begin Items
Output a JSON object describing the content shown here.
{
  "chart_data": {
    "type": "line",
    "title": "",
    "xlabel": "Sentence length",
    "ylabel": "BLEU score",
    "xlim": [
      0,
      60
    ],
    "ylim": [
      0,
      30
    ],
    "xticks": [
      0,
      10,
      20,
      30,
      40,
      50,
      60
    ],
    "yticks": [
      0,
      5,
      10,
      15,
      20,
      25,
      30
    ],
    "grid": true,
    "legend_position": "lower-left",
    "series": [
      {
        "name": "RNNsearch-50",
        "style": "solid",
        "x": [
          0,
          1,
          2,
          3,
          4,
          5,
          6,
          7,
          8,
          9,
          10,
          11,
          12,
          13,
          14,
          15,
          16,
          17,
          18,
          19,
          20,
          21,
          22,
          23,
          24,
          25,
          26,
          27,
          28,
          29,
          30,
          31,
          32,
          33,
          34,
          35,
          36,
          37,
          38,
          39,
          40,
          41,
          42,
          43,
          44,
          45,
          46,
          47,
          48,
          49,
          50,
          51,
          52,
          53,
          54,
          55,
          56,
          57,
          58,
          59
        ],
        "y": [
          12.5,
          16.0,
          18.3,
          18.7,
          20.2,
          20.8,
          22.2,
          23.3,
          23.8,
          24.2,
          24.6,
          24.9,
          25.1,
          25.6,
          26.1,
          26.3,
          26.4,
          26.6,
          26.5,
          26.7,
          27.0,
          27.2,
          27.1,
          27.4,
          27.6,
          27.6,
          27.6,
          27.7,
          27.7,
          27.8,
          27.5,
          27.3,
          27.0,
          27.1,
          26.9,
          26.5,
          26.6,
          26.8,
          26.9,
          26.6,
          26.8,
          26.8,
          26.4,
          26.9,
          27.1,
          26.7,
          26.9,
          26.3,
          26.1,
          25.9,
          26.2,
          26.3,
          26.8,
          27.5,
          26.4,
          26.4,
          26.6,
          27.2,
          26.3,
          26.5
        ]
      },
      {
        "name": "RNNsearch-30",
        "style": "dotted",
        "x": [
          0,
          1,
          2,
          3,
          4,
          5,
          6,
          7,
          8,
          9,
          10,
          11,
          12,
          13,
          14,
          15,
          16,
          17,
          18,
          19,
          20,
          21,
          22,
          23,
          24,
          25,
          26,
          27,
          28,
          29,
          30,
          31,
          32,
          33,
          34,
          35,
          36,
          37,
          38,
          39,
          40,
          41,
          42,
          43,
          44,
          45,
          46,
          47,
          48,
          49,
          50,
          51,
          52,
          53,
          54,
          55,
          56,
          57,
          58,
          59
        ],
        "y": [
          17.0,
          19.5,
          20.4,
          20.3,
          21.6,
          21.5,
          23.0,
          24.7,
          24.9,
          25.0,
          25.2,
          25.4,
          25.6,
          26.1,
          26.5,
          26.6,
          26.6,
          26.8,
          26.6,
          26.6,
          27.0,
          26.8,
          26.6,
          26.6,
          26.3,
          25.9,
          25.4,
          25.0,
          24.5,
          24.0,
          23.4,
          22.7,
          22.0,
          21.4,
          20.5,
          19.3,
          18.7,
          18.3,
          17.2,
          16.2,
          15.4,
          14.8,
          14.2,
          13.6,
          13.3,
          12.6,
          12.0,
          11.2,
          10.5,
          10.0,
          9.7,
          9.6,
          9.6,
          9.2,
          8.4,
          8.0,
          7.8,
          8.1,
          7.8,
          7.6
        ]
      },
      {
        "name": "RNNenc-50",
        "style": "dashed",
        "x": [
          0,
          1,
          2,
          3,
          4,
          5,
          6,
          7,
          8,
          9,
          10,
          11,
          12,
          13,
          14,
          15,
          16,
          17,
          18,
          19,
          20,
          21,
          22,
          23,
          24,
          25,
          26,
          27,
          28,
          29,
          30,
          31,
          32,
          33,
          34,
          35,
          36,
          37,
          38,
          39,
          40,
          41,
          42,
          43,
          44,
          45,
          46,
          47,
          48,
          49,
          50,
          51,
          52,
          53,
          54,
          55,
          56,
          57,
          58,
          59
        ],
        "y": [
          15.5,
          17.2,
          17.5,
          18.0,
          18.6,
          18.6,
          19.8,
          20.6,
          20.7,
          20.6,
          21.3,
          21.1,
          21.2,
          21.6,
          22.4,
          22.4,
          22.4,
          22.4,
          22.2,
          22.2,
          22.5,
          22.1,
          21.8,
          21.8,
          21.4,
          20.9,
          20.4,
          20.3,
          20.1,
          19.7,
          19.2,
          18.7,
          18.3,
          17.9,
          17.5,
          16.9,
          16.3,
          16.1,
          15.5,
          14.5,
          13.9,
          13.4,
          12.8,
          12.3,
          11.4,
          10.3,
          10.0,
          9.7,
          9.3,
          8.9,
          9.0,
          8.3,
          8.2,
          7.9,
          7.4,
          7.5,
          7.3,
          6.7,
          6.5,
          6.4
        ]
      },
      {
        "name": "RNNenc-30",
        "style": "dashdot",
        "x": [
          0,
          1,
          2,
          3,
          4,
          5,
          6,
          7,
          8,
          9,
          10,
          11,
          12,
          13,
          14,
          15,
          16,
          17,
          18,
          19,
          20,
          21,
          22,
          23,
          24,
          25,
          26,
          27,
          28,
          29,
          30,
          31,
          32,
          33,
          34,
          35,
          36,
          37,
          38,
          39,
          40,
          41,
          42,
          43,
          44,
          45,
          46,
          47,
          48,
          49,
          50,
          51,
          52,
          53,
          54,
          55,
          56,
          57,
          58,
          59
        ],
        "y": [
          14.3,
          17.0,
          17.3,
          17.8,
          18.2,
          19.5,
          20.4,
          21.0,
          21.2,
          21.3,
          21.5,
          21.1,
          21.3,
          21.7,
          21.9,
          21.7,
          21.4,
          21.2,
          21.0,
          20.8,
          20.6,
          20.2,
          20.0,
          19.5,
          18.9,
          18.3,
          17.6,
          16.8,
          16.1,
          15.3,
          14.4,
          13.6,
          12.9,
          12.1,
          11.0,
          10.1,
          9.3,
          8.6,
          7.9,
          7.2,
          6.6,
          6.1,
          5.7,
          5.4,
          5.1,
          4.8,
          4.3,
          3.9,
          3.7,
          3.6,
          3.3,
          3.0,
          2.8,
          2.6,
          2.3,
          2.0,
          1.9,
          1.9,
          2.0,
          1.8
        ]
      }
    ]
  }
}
end Items
> **What to work on**
Restate every entry word for word.

> **Result below**
Output a JSON object describing the content shown here.
{
  "chart_data": {
    "type": "line",
    "title": "",
    "xlabel": "Sentence length",
    "ylabel": "BLEU score",
    "xlim": [
      0,
      60
    ],
    "ylim": [
      0,
      30
    ],
    "xticks": [
      0,
      10,
      20,
      30,
      40,
      50,
      60
    ],
    "yticks": [
      0,
      5,
      10,
      15,
      20,
      25,
      30
    ],
    "grid": true,
    "legend_position": "lower-left",
    "series": [
      {
        "name": "RNNsearch-50",
        "style": "solid",
        "x": [
          0,
          1,
          2,
          3,
          4,
          5,
          6,
          7,
          8,
          9,
          10,
          11,
          12,
          13,
          14,
          15,
          16,
          17,
          18,
          19,
          20,
          21,
          22,
          23,
          24,
          25,
          26,
          27,
          28,
          29,
          30,
          31,
          32,
          33,
          34,
          35,
          36,
          37,
          38,
          39,
          40,
          41,
          42,
          43,
          44,
          45,
          46,
          47,
          48,
          49,
          50,
          51,
          52,
          53,
          54,
          55,
          56,
          57,
          58,
          59
        ],
        "y": [
          12.5,
          16.0,
          18.3,
          18.7,
          20.2,
          20.8,
          22.2,
          23.3,
          23.8,
          24.2,
          24.6,
          24.9,
          25.1,
          25.6,
          26.1,
          26.3,
          26.4,
          26.6,
          26.5,
          26.7,
          27.0,
          27.2,
          27.1,
          27.4,
          27.6,
          27.6,
          27.6,
          27.7,
          27.7,
          27.8,
          27.5,
          27.3,
          27.0,
          27.1,
          26.9,
          26.5,
          26.6,
          26.8,
          26.9,
          26.6,
          26.8,
          26.8,
          26.4,
          26.9,
          27.1,
          26.7,
          26.9,
          26.3,
          26.1,
          25.9,
          26.2,
          26.3,
          26.8,
          27.5,
          26.4,
          26.4,
          26.6,
          27.2,
          26.3,
          26.5
        ]
      },
      {
        "name": "RNNsearch-30",
        "style": "dotted",
        "x": [
          0,
          1,
          2,
          3,
          4,
          5,
          6,
          7,
          8,
          9,
          10,
          11,
          12,
          13,
          14,
          15,
          16,
          17,
          18,
          19,
          20,
          21,
          22,
          23,
          24,
          25,
          26,
          27,
          28,
          29,
          30,
          31,
          32,
          33,
          34,
          35,
          36,
          37,
          38,
          39,
          40,
          41,
          42,
          43,
          44,
          45,
          46,
          47,
          48,
          49,
          50,
          51,
          52,
          53,
          54,
          55,
          56,
          57,
          58,
          59
        ],
        "y": [
          17.0,
          19.5,
          20.4,
          20.3,
          21.6,
          21.5,
          23.0,
          24.7,
          24.9,
          25.0,
          25.2,
          25.4,
          25.6,
          26.1,
          26.5,
          26.6,
          26.6,
          26.8,
          26.6,
          26.6,
          27.0,
          26.8,
          26.6,
          26.6,
          26.3,
          25.9,
          25.4,
          25.0,
          24.5,
          24.0,
          23.4,
          22.7,
          22.0,
          21.4,
          20.5,
          19.3,
          18.7,
          18.3,
          17.2,
          16.2,
          15.4,
          14.8,
          14.2,
          13.6,
          13.3,
          12.6,
          12.0,
          11.2,
          10.5,
          10.0,
          9.7,
          9.6,
          9.6,
          9.2,
          8.4,
          8.0,
          7.8,
          8.1,
          7.8,
          7.6
        ]
      },
      {
        "name": "RNNenc-50",
        "style": "dashed",
        "x": [
          0,
          1,
          2,
          3,
          4,
          5,
          6,
          7,
          8,
          9,
          10,
          11,
          12,
          13,
          14,
          15,
          16,
          17,
          18,
          19,
          20,
          21,
          22,
          23,
          24,
          25,
          26,
          27,
          28,
          29,
          30,
          31,
          32,
          33,
          34,
          35,
          36,
          37,
          38,
          39,
          40,
          41,
          42,
          43,
          44,
          45,
          46,
          47,
          48,
          49,
          50,
          51,
          52,
          53,
          54,
          55,
          56,
          57,
          58,
          59
        ],
        "y": [
          15.5,
          17.2,
          17.5,
          18.0,
          18.6,
          18.6,
          19.8,
          20.6,
          20.7,
          20.6,
          21.3,
          21.1,
          21.2,
          21.6,
          22.4,
          22.4,
          22.4,
          22.4,
          22.2,
          22.2,
          22.5,
          22.1,
          21.8,
          21.8,
          21.4,
          20.9,
          20.4,
          20.3,
          20.1,
          19.7,
          19.2,
          18.7,
          18.3,
          17.9,
          17.5,
          16.9,
          16.3,
          16.1,
          15.5,
          14.5,
          13.9,
          13.4,
          12.8,
          12.3,
          11.4,
          10.3,
          10.0,
          9.7,
          9.3,
          8.9,
          9.0,
          8.3,
          8.2,
          7.9,
          7.4,
          7.5,
          7.3,
          6.7,
          6.5,
          6.4
        ]
      },
      {
        "name": "RNNenc-30",
        "style": "dashdot",
        "x": [
          0,
          1,
          2,
          3,
          4,
          5,
          6,
          7,
          8,
          9,
          10,
          11,
          12,
          13,
          14,
          15,
          16,
          17,
          18,
          19,
          20,
          21,
          22,
          23,
          24,
          25,
          26,
          27,
          28,
          29,
          30,
          31,
          32,
          33,
          34,
          35,
          36,
          37,
          38,
          39,
          40,
          41,
          42,
          43,
          44,
          45,
          46,
          47,
          48,
          49,
          50,
          51,
          52,
          53,
          54,
          55,
          56,
          57,
          58,
          59
        ],
        "y": [
          14.3,
          17.0,
          17.3,
          17.8,
          18.2,
          19.5,
          20.4,
          21.0,
          21.2,
          21.3,
          21.5,
          21.1,
          21.3,
          21.7,
          21.9,
          21.7,
          21.4,
          21.2,
          21.0,
          20.8,
          20.6,
          20.2,
          20.0,
          19.5,
          18.9,
          18.3,
          17.6,
          16.8,
          16.1,
          15.3,
          14.4,
          13.6,
          12.9,
          12.1,
          11.0,
          10.1,
          9.3,
          8.6,
          7.9,
          7.2,
          6.6,
          6.1,
          5.7,
          5.4,
          5.1,
          4.8,
          4.3,
          3.9,
          3.7,
          3.6,
          3.3,
          3.0,
          2.8,
          2.6,
          2.3,
          2.0,
          1.9,
          1.9,
          2.0,
          1.8
        ]
      }
    ]
  }
}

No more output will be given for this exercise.